> _Problem_
Tally the lines that hold the string "embargo", and reply with the count alone.

> _Dataset rows_
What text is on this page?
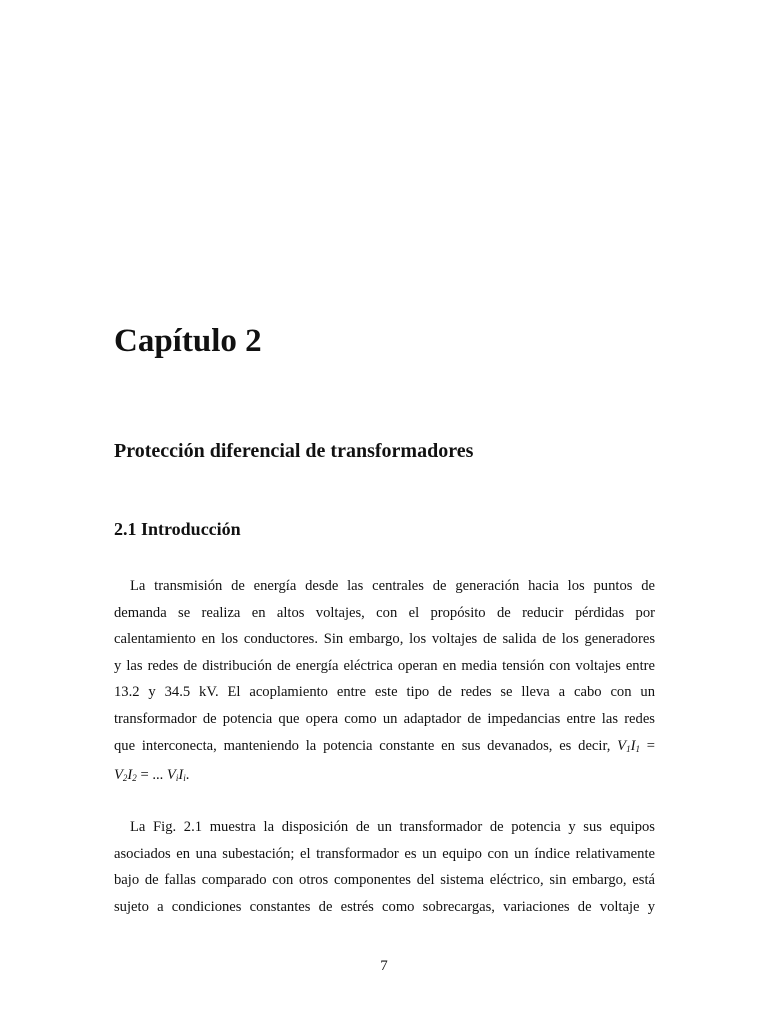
Capítulo 2
Protección diferencial de transformadores
2.1 Introducción
La transmisión de energía desde las centrales de generación hacia los puntos de
demanda se realiza en altos voltajes, con el propósito de reducir pérdidas por
calentamiento en los conductores. Sin embargo, los voltajes de salida de los generadores
y las redes de distribución de energía eléctrica operan en media tensión con voltajes entre
13.2 y 34.5 kV. El acoplamiento entre este tipo de redes se lleva a cabo con un
transformador de potencia que opera como un adaptador de impedancias entre las redes
que interconecta, manteniendo la potencia constante en sus devanados, es decir, $V_1I_1$ =
$V_2I_2$ = ... $V_iI_i$.
La Fig. 2.1 muestra la disposición de un transformador de potencia y sus equipos
asociados en una subestación; el transformador es un equipo con un índice relativamente
bajo de fallas comparado con otros componentes del sistema eléctrico, sin embargo, está
sujeto a condiciones constantes de estrés como sobrecargas, variaciones de voltaje y
7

> _Output of the task_
2